=== Items ===
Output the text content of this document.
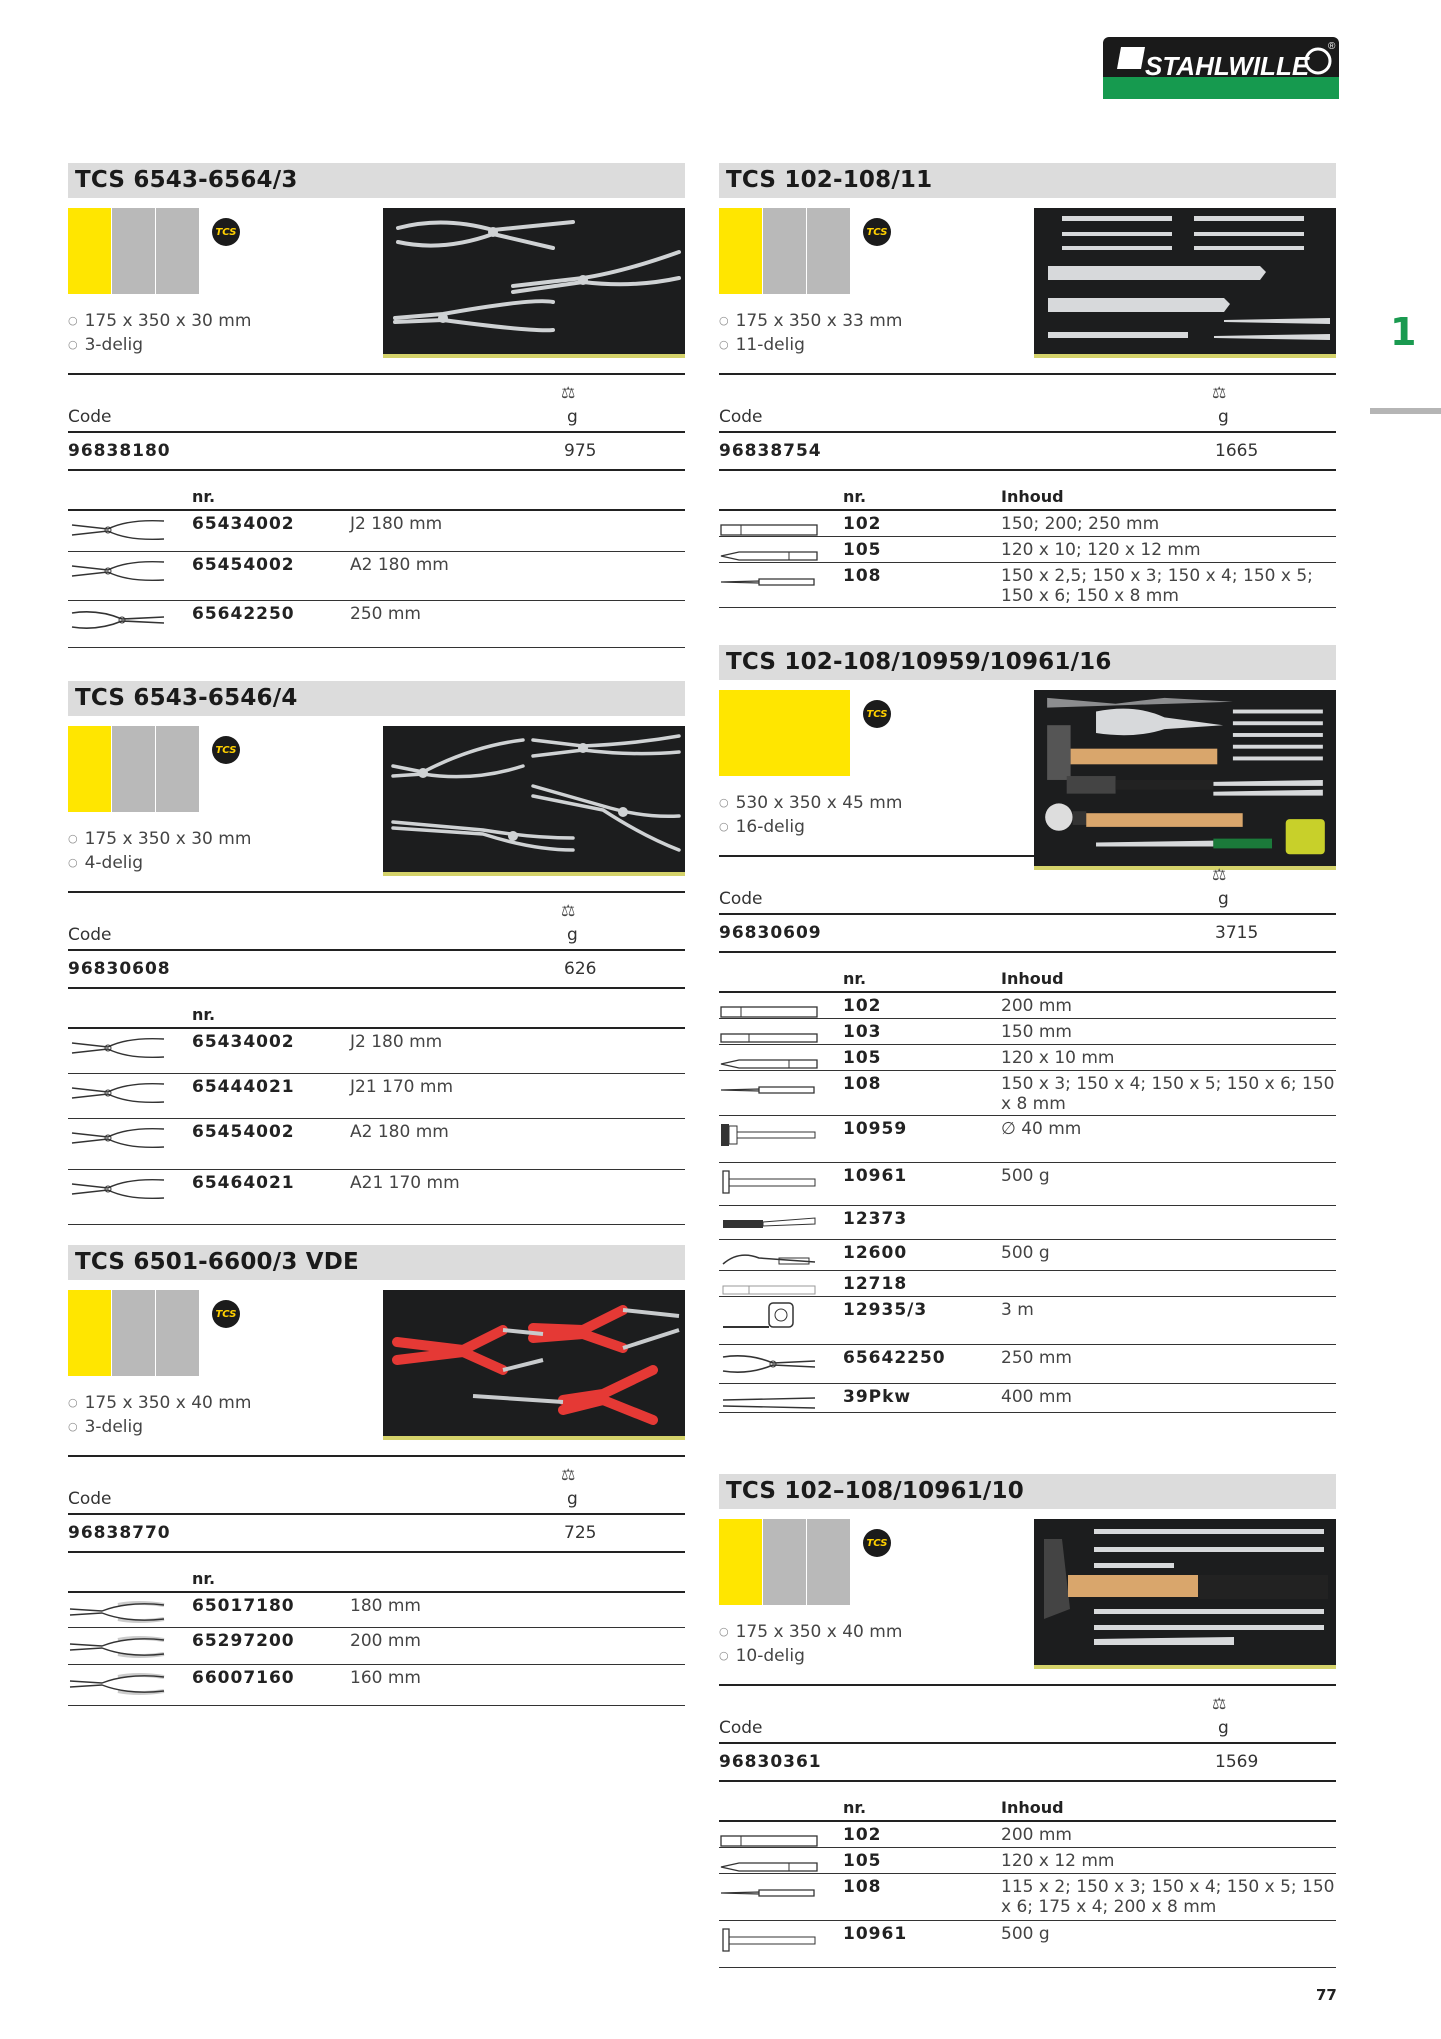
STAHLWILLE
®
1
TCS 6543-6564/3
TCS
○ 175 x 350 x 30 mm
○ 3-delig
Code
⚖
g
96838180	975
nr.
65434002	J2 180 mm
65454002	A2 180 mm
65642250	250 mm
TCS 6543-6546/4
TCS
○ 175 x 350 x 30 mm
○ 4-delig
Code
⚖
g
96830608	626
nr.
65434002	J2 180 mm
65444021	J21 170 mm
65454002	A2 180 mm
65464021	A21 170 mm
TCS 6501-6600/3 VDE
TCS
○ 175 x 350 x 40 mm
○ 3-delig
Code
⚖
g
96838770	725
nr.
65017180	180 mm
65297200	200 mm
66007160	160 mm
TCS 102-108/11
TCS
○ 175 x 350 x 33 mm
○ 11-delig
Code
⚖
g
96838754	1665
nr.	Inhoud
102	150; 200; 250 mm
105	120 x 10; 120 x 12 mm
108	150 x 2,5; 150 x 3; 150 x 4; 150 x 5; 150 x 6; 150 x 8 mm
TCS 102-108/10959/10961/16
TCS
○ 530 x 350 x 45 mm
○ 16-delig
Code
⚖
g
96830609	3715
nr.	Inhoud
102	200 mm
103	150 mm
105	120 x 10 mm
108	150 x 3; 150 x 4; 150 x 5; 150 x 6; 150 x 8 mm
10959	∅ 40 mm
10961	500 g
12373
12600	500 g
12718
12935/3	3 m
65642250	250 mm
39Pkw	400 mm
TCS 102–108/10961/10
TCS
○ 175 x 350 x 40 mm
○ 10-delig
Code
⚖
g
96830361	1569
nr.	Inhoud
102	200 mm
105	120 x 12 mm
108	115 x 2; 150 x 3; 150 x 4; 150 x 5; 150 x 6; 175 x 4; 200 x 8 mm
10961	500 g
77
===
Directions for this task: All of the material above should be reproduced exactly, except the pictures.

Task answer:
Output the text content of this document.
STAHLWILLE
®
1
TCS 6543-6564/3
TCS
○ 175 x 350 x 30 mm
○ 3-delig
Code
⚖
g
96838180	975
nr.
65434002	J2 180 mm
65454002	A2 180 mm
65642250	250 mm
TCS 6543-6546/4
TCS
○ 175 x 350 x 30 mm
○ 4-delig
Code
⚖
g
96830608	626
nr.
65434002	J2 180 mm
65444021	J21 170 mm
65454002	A2 180 mm
65464021	A21 170 mm
TCS 6501-6600/3 VDE
TCS
○ 175 x 350 x 40 mm
○ 3-delig
Code
⚖
g
96838770	725
nr.
65017180	180 mm
65297200	200 mm
66007160	160 mm
TCS 102-108/11
TCS
○ 175 x 350 x 33 mm
○ 11-delig
Code
⚖
g
96838754	1665
nr.	Inhoud
102	150; 200; 250 mm
105	120 x 10; 120 x 12 mm
108	150 x 2,5; 150 x 3; 150 x 4; 150 x 5; 150 x 6; 150 x 8 mm
TCS 102-108/10959/10961/16
TCS
○ 530 x 350 x 45 mm
○ 16-delig
Code
⚖
g
96830609	3715
nr.	Inhoud
102	200 mm
103	150 mm
105	120 x 10 mm
108	150 x 3; 150 x 4; 150 x 5; 150 x 6; 150 x 8 mm
10959	∅ 40 mm
10961	500 g
12373
12600	500 g
12718
12935/3	3 m
65642250	250 mm
39Pkw	400 mm
TCS 102–108/10961/10
TCS
○ 175 x 350 x 40 mm
○ 10-delig
Code
⚖
g
96830361	1569
nr.	Inhoud
102	200 mm
105	120 x 12 mm
108	115 x 2; 150 x 3; 150 x 4; 150 x 5; 150 x 6; 175 x 4; 200 x 8 mm
10961	500 g
77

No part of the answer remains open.